- _Text excerpt_:
• • • • •

Kings and Currans in Church Hill
This is all going to get around to the Battle of Belleau Wood, some shenanigans in my neighborhood, and an empty grave in my nearby cemetery, I promise.
(cw: dv and suicide)
Blount King
Let’s start with a man from Goldsboro, N.C. named Blount King.
Now that name is funny for three reasons and I think only four people in the world will get all three reasons and one of those people passed away several years ago and the other two have probably forgotten.
Anyhow, Blount King was a stage driver, a huckster, and a problem in Goldsboro. He had a reputation for landing in debtor’s prison, wife beating, drinking, and getting in knife fights. So, naturally, Goldsboro made him a police officer and he spent the years before the Civil War rounding up Black people congregating together.
King married Almary (Mary) Cooper and the couple had four sons and one daughter.
Don’t think he was in the Civil War, but he was briefly associated with the 6th North Carolina, reportedly as a “camp steward” for Col. Charles F. Fisher. Fisher was killed at 1st Manassas and King (along with future Goldsboro police chief George Morrow) accompanied Fisher’s body back to NC.

• • • • •

- _Recorded information_:
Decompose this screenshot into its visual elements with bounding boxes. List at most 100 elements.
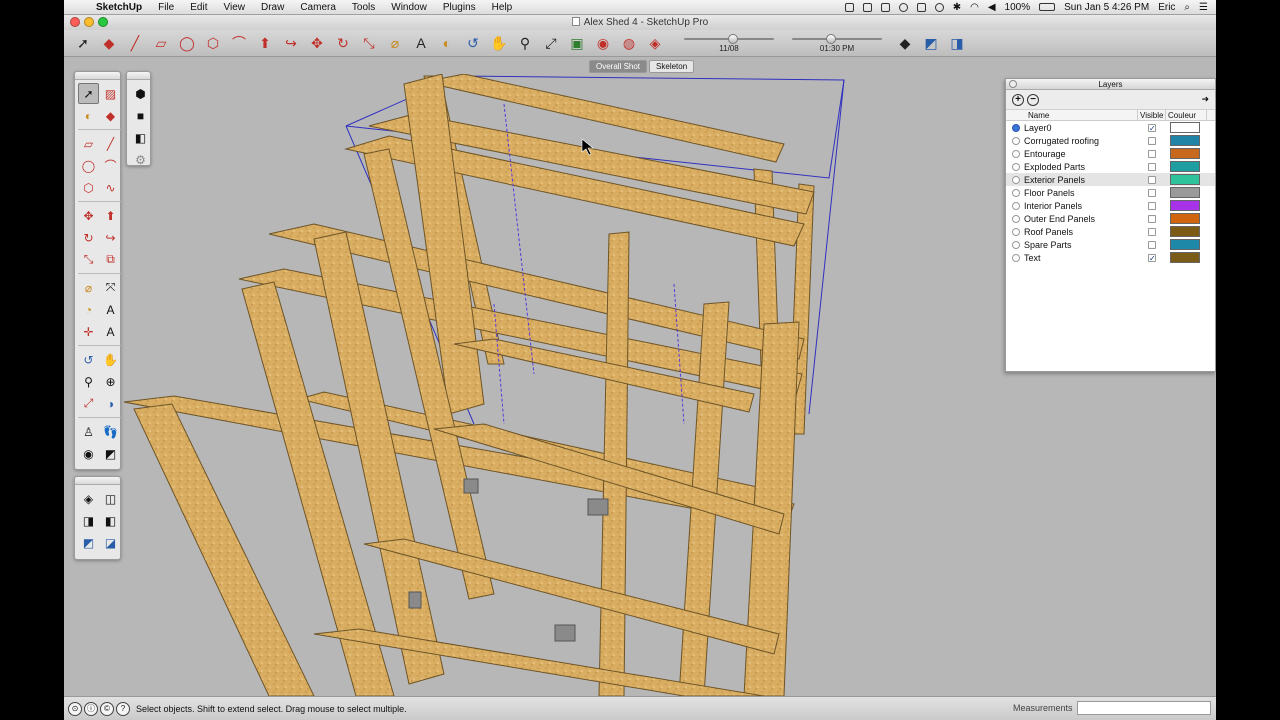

• • • • •

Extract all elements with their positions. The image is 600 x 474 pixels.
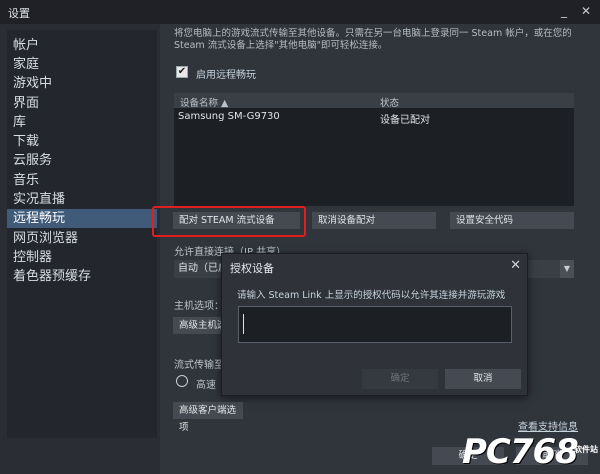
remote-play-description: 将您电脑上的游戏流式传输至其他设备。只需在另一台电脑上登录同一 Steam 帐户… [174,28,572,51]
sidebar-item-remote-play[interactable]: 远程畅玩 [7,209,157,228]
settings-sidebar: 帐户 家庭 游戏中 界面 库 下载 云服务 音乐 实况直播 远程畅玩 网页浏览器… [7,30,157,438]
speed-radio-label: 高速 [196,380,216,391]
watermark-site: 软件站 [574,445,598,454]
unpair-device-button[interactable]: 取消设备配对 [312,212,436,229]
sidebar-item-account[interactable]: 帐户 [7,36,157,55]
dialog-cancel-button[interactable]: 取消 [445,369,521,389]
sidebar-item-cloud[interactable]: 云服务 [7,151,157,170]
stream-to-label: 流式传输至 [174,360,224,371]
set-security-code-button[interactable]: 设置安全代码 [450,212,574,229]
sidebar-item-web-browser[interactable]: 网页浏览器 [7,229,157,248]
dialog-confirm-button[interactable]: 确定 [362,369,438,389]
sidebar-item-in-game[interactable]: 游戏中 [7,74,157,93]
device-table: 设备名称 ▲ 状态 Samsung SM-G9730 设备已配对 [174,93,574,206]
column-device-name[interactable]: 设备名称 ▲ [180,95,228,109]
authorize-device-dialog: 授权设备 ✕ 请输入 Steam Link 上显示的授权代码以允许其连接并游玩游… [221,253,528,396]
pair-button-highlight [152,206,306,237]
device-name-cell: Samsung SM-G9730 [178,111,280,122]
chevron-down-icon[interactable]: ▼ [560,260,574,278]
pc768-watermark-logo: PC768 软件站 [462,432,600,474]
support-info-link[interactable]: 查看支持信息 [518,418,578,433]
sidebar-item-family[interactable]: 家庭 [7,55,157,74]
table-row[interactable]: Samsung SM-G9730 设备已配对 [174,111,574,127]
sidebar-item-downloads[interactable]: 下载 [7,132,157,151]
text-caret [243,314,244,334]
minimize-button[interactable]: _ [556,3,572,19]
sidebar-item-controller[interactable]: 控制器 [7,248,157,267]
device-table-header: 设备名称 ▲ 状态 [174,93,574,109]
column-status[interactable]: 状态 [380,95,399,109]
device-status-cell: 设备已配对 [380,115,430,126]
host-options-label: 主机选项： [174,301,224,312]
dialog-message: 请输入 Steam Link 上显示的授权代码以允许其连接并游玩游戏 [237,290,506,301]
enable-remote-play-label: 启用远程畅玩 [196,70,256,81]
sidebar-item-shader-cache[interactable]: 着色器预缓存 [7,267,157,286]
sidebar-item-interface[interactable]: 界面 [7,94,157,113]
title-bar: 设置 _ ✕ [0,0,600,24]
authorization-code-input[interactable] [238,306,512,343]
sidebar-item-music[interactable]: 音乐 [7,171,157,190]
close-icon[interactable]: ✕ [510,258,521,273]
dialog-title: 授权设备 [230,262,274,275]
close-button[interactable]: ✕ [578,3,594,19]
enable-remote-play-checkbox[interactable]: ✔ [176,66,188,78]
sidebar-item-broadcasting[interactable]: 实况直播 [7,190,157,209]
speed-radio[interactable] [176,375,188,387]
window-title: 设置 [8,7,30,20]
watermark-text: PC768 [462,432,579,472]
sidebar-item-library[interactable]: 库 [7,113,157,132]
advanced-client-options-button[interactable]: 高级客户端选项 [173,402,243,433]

• • • • •

- _Directives_:
a - According to the Church Hill history text, whose body did Blount King accompany back to North Carolina?
b - Please pick up the Church Hill history text where it stops and keep writing it.

- _Results for the exercise_:
a - Col. Charles F. Fisher's, after Fisher was killed at 1st Manassas.

b -
For one brief moment in 1870 he was a police in Graham, Alamance County. That was the summer the Klan murdered Wyatt Outlaw. I don’t know if Blount King was involved with that, but I’d believe it if he had been.
Back in Goldsboro he spent time chasing down “highway robbers,” being drunk, and getting into fights.
In one, apparently typical, row with Mary in 1873, he threatened suicide, threatened to kill her, chased her around the neighborhood, and eventually blew his own brains out with a pistol. The local newspaper was like, “yeah, Blount King, no surprise there.” Another put it with a bit more eloquence, “Blount King having become weary of the trials, tribulations of this world, concluded to try another, and to this end placed a loaded pistol to his head, and his object was soon accomplished.”
Dallas Alexander King
Mary King gave birth to her and Blount’s third son, Dallas Alexander King in 1860, the year before Blount accompanied Charles Fisher back from Manassas. “D.A.” was thirteen when Blount killed himself.
In 1880 the younger King turned up as an apprentice printer for the Goldsboro Messenger (after working as the paper’s delivery boy) before marrying Minnie Johnson in 1883. The couple produced two daughters and two sons.
Dallas King learned the right lessons from his father and became an officer in the Goldsboro Council, Friends of Temperance and took up wholesome hobbies like playing shortstop for the touring Goldsboro Base Ball Club.
He left printing and took up painting. Painting public buildings like schools, courthouses, and churches, that is, including the First Presbyterian Church in Greensboro (where the Greensboro History Museum is today). He was more of a contractor by the turn of the 20th Century and had gained a good enough reputation that his comings and goings around the state were regularly reported on.
By 1903 D.A. and Minnie had parented eight children.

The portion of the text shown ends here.